Problem requirements
Each record is to be printed again precisely as it reads.

[Start of Records for this exercise]

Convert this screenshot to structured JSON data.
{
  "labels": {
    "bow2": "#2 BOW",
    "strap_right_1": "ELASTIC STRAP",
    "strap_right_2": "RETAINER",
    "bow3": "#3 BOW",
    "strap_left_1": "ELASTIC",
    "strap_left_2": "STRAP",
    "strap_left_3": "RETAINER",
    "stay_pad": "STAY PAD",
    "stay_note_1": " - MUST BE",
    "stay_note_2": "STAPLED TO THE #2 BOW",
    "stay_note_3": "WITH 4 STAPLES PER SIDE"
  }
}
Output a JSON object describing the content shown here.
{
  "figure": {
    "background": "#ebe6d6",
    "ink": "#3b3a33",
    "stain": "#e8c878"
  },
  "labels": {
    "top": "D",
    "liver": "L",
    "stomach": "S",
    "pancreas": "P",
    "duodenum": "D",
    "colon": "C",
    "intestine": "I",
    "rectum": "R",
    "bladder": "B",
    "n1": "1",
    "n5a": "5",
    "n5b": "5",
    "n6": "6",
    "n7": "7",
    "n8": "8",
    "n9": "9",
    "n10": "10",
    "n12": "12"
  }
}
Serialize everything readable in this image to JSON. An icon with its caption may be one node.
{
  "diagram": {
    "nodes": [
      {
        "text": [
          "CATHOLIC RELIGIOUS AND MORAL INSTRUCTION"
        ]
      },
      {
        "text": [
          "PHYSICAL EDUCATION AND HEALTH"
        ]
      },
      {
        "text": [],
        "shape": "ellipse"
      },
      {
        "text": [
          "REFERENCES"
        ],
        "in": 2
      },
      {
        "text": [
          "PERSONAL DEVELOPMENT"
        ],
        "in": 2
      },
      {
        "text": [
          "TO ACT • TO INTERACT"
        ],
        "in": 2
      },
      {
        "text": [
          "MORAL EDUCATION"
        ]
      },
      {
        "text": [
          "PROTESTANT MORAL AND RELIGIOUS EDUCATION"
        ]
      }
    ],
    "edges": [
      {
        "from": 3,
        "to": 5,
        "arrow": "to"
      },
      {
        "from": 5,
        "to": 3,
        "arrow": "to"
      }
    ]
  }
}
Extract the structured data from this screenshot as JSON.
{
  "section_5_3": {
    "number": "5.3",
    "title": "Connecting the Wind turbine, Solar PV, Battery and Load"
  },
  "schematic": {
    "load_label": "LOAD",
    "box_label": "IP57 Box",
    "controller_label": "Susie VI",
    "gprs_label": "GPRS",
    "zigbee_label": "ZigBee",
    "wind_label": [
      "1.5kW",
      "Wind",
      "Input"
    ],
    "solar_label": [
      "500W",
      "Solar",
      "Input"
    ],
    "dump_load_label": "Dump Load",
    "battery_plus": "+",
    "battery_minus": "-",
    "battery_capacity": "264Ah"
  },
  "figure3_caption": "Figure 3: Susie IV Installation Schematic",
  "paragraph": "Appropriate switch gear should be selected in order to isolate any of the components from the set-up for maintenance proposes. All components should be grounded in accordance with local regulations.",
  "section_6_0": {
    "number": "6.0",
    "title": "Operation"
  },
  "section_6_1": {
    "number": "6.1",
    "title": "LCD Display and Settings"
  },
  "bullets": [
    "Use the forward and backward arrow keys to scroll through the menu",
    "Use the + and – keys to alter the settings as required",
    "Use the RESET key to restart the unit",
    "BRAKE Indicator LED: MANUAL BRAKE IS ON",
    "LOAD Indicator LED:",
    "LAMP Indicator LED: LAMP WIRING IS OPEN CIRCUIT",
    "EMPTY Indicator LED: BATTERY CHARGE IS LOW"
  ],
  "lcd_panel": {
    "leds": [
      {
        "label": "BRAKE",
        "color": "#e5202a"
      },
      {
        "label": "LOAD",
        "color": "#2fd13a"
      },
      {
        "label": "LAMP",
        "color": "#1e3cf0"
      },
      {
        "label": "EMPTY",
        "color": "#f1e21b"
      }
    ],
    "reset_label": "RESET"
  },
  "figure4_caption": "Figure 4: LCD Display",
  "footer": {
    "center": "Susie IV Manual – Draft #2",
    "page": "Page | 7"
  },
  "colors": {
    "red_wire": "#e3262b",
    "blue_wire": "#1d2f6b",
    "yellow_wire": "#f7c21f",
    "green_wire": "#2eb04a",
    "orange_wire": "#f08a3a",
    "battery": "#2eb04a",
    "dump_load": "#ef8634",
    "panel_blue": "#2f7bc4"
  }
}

[End of Records for this exercise]

Exercise output
Convert this screenshot to structured JSON data.
{
  "labels": {
    "bow2": "#2 BOW",
    "strap_right_1": "ELASTIC STRAP",
    "strap_right_2": "RETAINER",
    "bow3": "#3 BOW",
    "strap_left_1": "ELASTIC",
    "strap_left_2": "STRAP",
    "strap_left_3": "RETAINER",
    "stay_pad": "STAY PAD",
    "stay_note_1": " - MUST BE",
    "stay_note_2": "STAPLED TO THE #2 BOW",
    "stay_note_3": "WITH 4 STAPLES PER SIDE"
  }
}
Output a JSON object describing the content shown here.
{
  "figure": {
    "background": "#ebe6d6",
    "ink": "#3b3a33",
    "stain": "#e8c878"
  },
  "labels": {
    "top": "D",
    "liver": "L",
    "stomach": "S",
    "pancreas": "P",
    "duodenum": "D",
    "colon": "C",
    "intestine": "I",
    "rectum": "R",
    "bladder": "B",
    "n1": "1",
    "n5a": "5",
    "n5b": "5",
    "n6": "6",
    "n7": "7",
    "n8": "8",
    "n9": "9",
    "n10": "10",
    "n12": "12"
  }
}
Serialize everything readable in this image to JSON. An icon with its caption may be one node.
{
  "diagram": {
    "nodes": [
      {
        "text": [
          "CATHOLIC RELIGIOUS AND MORAL INSTRUCTION"
        ]
      },
      {
        "text": [
          "PHYSICAL EDUCATION AND HEALTH"
        ]
      },
      {
        "text": [],
        "shape": "ellipse"
      },
      {
        "text": [
          "REFERENCES"
        ],
        "in": 2
      },
      {
        "text": [
          "PERSONAL DEVELOPMENT"
        ],
        "in": 2
      },
      {
        "text": [
          "TO ACT • TO INTERACT"
        ],
        "in": 2
      },
      {
        "text": [
          "MORAL EDUCATION"
        ]
      },
      {
        "text": [
          "PROTESTANT MORAL AND RELIGIOUS EDUCATION"
        ]
      }
    ],
    "edges": [
      {
        "from": 3,
        "to": 5,
        "arrow": "to"
      },
      {
        "from": 5,
        "to": 3,
        "arrow": "to"
      }
    ]
  }
}
Extract the structured data from this screenshot as JSON.
{
  "section_5_3": {
    "number": "5.3",
    "title": "Connecting the Wind turbine, Solar PV, Battery and Load"
  },
  "schematic": {
    "load_label": "LOAD",
    "box_label": "IP57 Box",
    "controller_label": "Susie VI",
    "gprs_label": "GPRS",
    "zigbee_label": "ZigBee",
    "wind_label": [
      "1.5kW",
      "Wind",
      "Input"
    ],
    "solar_label": [
      "500W",
      "Solar",
      "Input"
    ],
    "dump_load_label": "Dump Load",
    "battery_plus": "+",
    "battery_minus": "-",
    "battery_capacity": "264Ah"
  },
  "figure3_caption": "Figure 3: Susie IV Installation Schematic",
  "paragraph": "Appropriate switch gear should be selected in order to isolate any of the components from the set-up for maintenance proposes. All components should be grounded in accordance with local regulations.",
  "section_6_0": {
    "number": "6.0",
    "title": "Operation"
  },
  "section_6_1": {
    "number": "6.1",
    "title": "LCD Display and Settings"
  },
  "bullets": [
    "Use the forward and backward arrow keys to scroll through the menu",
    "Use the + and – keys to alter the settings as required",
    "Use the RESET key to restart the unit",
    "BRAKE Indicator LED: MANUAL BRAKE IS ON",
    "LOAD Indicator LED:",
    "LAMP Indicator LED: LAMP WIRING IS OPEN CIRCUIT",
    "EMPTY Indicator LED: BATTERY CHARGE IS LOW"
  ],
  "lcd_panel": {
    "leds": [
      {
        "label": "BRAKE",
        "color": "#e5202a"
      },
      {
        "label": "LOAD",
        "color": "#2fd13a"
      },
      {
        "label": "LAMP",
        "color": "#1e3cf0"
      },
      {
        "label": "EMPTY",
        "color": "#f1e21b"
      }
    ],
    "reset_label": "RESET"
  },
  "figure4_caption": "Figure 4: LCD Display",
  "footer": {
    "center": "Susie IV Manual – Draft #2",
    "page": "Page | 7"
  },
  "colors": {
    "red_wire": "#e3262b",
    "blue_wire": "#1d2f6b",
    "yellow_wire": "#f7c21f",
    "green_wire": "#2eb04a",
    "orange_wire": "#f08a3a",
    "battery": "#2eb04a",
    "dump_load": "#ef8634",
    "panel_blue": "#2f7bc4"
  }
}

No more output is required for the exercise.